• _Data to use_:
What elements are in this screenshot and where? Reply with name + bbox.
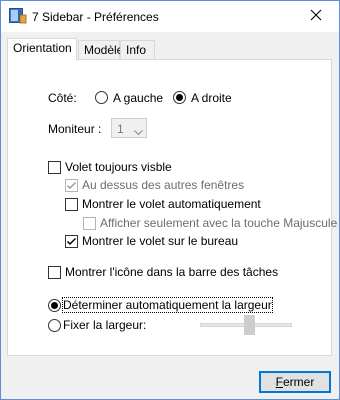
side-left-radio[interactable] [95,91,108,104]
close-icon [310,9,322,24]
side-right-label[interactable]: A droite [191,91,232,105]
tab-modele-label: Modèle [84,43,124,57]
auto-show-checkbox[interactable] [65,198,78,211]
taskbar-icon-label[interactable]: Montrer l'icône dans la barre des tâches [65,265,278,279]
taskbar-icon-checkbox[interactable] [48,266,61,279]
checkmark-icon [66,237,77,246]
monitor-select[interactable]: 1 [111,118,147,138]
chevron-down-icon [134,125,143,139]
tab-info-label: Info [126,43,147,57]
window-close-button[interactable] [293,1,339,32]
checkmark-icon [66,181,77,190]
close-button-mnemonic: F [275,375,283,389]
auto-show-label[interactable]: Montrer le volet automatiquement [82,197,261,211]
always-visible-checkbox[interactable] [48,161,61,174]
above-windows-checkbox[interactable] [65,179,78,192]
show-on-desktop-label[interactable]: Montrer le volet sur le bureau [82,234,238,248]
monitor-label: Moniteur : [48,122,102,136]
fixed-width-label[interactable]: Fixer la largeur: [63,318,146,332]
side-right-radio[interactable] [173,91,186,104]
tab-modele[interactable]: Modèle [78,40,124,60]
fixed-width-radio[interactable] [48,319,61,332]
show-on-desktop-checkbox[interactable] [65,235,78,248]
title-bar: 7 Sidebar - Préférences [1,1,339,32]
auto-width-radio[interactable] [48,299,61,312]
preferences-window: 7 Sidebar - Préférences Orientation Modè… [0,0,340,400]
window-title: 7 Sidebar - Préférences [32,10,159,24]
close-button[interactable]: Fermer [259,371,331,393]
side-left-label[interactable]: A gauche [113,91,163,105]
shift-only-label: Afficher seulement avec la touche Majusc… [100,216,338,230]
monitor-value: 1 [117,122,124,136]
tab-info[interactable]: Info [120,40,155,60]
width-slider-thumb[interactable] [244,315,255,335]
tab-orientation[interactable]: Orientation [7,38,77,61]
shift-only-checkbox[interactable] [83,217,96,230]
side-label: Côté: [48,91,77,105]
auto-width-label[interactable]: Déterminer automatiquement la largeur [62,297,273,313]
close-button-label: ermer [283,375,315,389]
above-windows-label: Au dessus des autres fenêtres [82,178,245,192]
tab-orientation-label: Orientation [13,41,72,55]
always-visible-label[interactable]: Volet toujours visble [65,160,172,174]
sidebar-app-icon [9,8,27,24]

• _What to work on_:
Rewrite the listing above as a numbered list with one line per item, skipping blank lines and omitting any pictures.

• _Finished task_:
1. What elements are in this screenshot and where? Reply with name + bbox.
2. side-left-radio[interactable] [95,91,108,104]
3. close-icon [310,9,322,24]
4. side-right-label[interactable]: A droite [191,91,232,105]
5. tab-modele-label: Modèle [84,43,124,57]
6. auto-show-checkbox[interactable] [65,198,78,211]
7. taskbar-icon-label[interactable]: Montrer l'icône dans la barre des tâches [65,265,278,279]
8. taskbar-icon-checkbox[interactable] [48,266,61,279]
9. checkmark-icon [66,237,77,246]
10. monitor-select[interactable]: 1 [111,118,147,138]
11. chevron-down-icon [134,125,143,139]
12. tab-info-label: Info [126,43,147,57]
13. window-close-button[interactable] [293,1,339,32]
14. checkmark-icon [66,181,77,190]
15. close-button-mnemonic: F [275,375,283,389]
16. auto-show-label[interactable]: Montrer le volet automatiquement [82,197,261,211]
17. always-visible-checkbox[interactable] [48,161,61,174]
18. above-windows-checkbox[interactable] [65,179,78,192]
19. show-on-desktop-label[interactable]: Montrer le volet sur le bureau [82,234,238,248]
20. monitor-label: Moniteur : [48,122,102,136]
21. fixed-width-label[interactable]: Fixer la largeur: [63,318,146,332]
22. side-right-radio[interactable] [173,91,186,104]
23. tab-modele[interactable]: Modèle [78,40,124,60]
24. fixed-width-radio[interactable] [48,319,61,332]
25. show-on-desktop-checkbox[interactable] [65,235,78,248]
26. title-bar: 7 Sidebar - Préférences [1,1,339,32]
27. auto-width-radio[interactable] [48,299,61,312]
28. preferences-window: 7 Sidebar - Préférences Orientation Modè… [0,0,340,400]
29. window-title: 7 Sidebar - Préférences [32,10,159,24]
30. close-button[interactable]: Fermer [259,371,331,393]
31. side-left-label[interactable]: A gauche [113,91,163,105]
32. shift-only-label: Afficher seulement avec la touche Majusc… [100,216,338,230]
33. monitor-value: 1 [117,122,124,136]
34. tab-info[interactable]: Info [120,40,155,60]
35. width-slider-thumb[interactable] [244,315,255,335]
36. tab-orientation[interactable]: Orientation [7,38,77,61]
37. shift-only-checkbox[interactable] [83,217,96,230]
38. side-label: Côté: [48,91,77,105]
39. auto-width-label[interactable]: Déterminer automatiquement la largeur [62,297,273,313]
40. close-button-label: ermer [283,375,315,389]
41. above-windows-label: Au dessus des autres fenêtres [82,178,245,192]
42. tab-orientation-label: Orientation [13,41,72,55]
43. always-visible-label[interactable]: Volet toujours visble [65,160,172,174]
44. sidebar-app-icon [9,8,27,24]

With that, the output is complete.